::: Supplied records :::

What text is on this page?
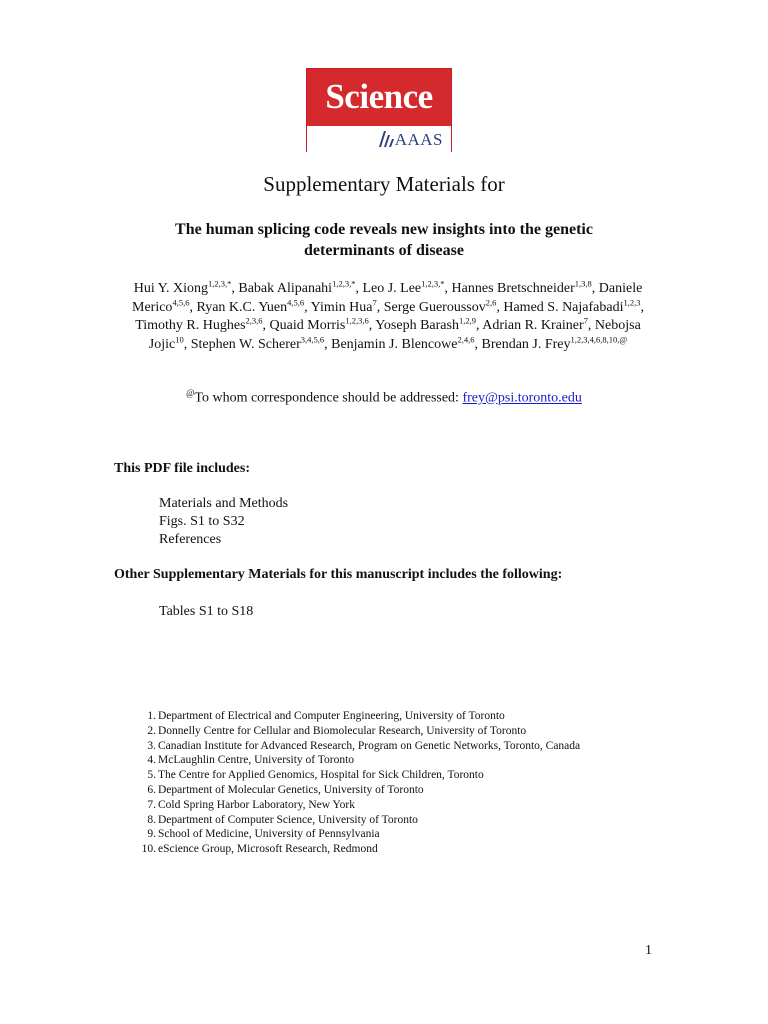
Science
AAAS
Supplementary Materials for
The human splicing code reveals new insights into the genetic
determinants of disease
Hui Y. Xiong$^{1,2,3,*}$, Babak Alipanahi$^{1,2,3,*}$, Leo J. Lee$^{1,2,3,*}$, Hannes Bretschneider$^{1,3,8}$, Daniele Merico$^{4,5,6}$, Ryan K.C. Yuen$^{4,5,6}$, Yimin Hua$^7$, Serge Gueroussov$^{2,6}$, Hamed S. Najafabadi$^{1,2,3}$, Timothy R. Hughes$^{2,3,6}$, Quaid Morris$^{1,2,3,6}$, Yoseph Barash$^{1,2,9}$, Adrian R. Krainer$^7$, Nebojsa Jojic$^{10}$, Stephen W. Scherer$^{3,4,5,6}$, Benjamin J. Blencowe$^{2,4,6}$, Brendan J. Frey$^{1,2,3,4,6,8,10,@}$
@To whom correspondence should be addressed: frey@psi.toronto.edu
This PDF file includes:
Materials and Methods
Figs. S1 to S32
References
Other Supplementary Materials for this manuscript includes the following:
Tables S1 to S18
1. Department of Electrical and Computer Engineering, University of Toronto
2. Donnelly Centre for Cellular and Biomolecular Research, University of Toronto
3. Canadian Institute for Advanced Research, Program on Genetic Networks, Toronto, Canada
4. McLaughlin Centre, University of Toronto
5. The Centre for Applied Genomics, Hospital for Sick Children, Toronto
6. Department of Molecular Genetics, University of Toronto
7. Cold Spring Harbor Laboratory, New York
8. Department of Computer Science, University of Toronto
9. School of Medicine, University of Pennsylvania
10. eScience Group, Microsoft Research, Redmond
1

:::

--- Work instruction ---
Whenever a picture appears in the listing, leave it out; copy everything else exactly.

--- Task result ---
What text is on this page?
Science
AAAS
Supplementary Materials for
The human splicing code reveals new insights into the genetic
determinants of disease
Hui Y. Xiong$^{1,2,3,*}$, Babak Alipanahi$^{1,2,3,*}$, Leo J. Lee$^{1,2,3,*}$, Hannes Bretschneider$^{1,3,8}$, Daniele Merico$^{4,5,6}$, Ryan K.C. Yuen$^{4,5,6}$, Yimin Hua$^7$, Serge Gueroussov$^{2,6}$, Hamed S. Najafabadi$^{1,2,3}$, Timothy R. Hughes$^{2,3,6}$, Quaid Morris$^{1,2,3,6}$, Yoseph Barash$^{1,2,9}$, Adrian R. Krainer$^7$, Nebojsa Jojic$^{10}$, Stephen W. Scherer$^{3,4,5,6}$, Benjamin J. Blencowe$^{2,4,6}$, Brendan J. Frey$^{1,2,3,4,6,8,10,@}$
@To whom correspondence should be addressed: frey@psi.toronto.edu
This PDF file includes:
Materials and Methods
Figs. S1 to S32
References
Other Supplementary Materials for this manuscript includes the following:
Tables S1 to S18
1. Department of Electrical and Computer Engineering, University of Toronto
2. Donnelly Centre for Cellular and Biomolecular Research, University of Toronto
3. Canadian Institute for Advanced Research, Program on Genetic Networks, Toronto, Canada
4. McLaughlin Centre, University of Toronto
5. The Centre for Applied Genomics, Hospital for Sick Children, Toronto
6. Department of Molecular Genetics, University of Toronto
7. Cold Spring Harbor Laboratory, New York
8. Department of Computer Science, University of Toronto
9. School of Medicine, University of Pennsylvania
10. eScience Group, Microsoft Research, Redmond
1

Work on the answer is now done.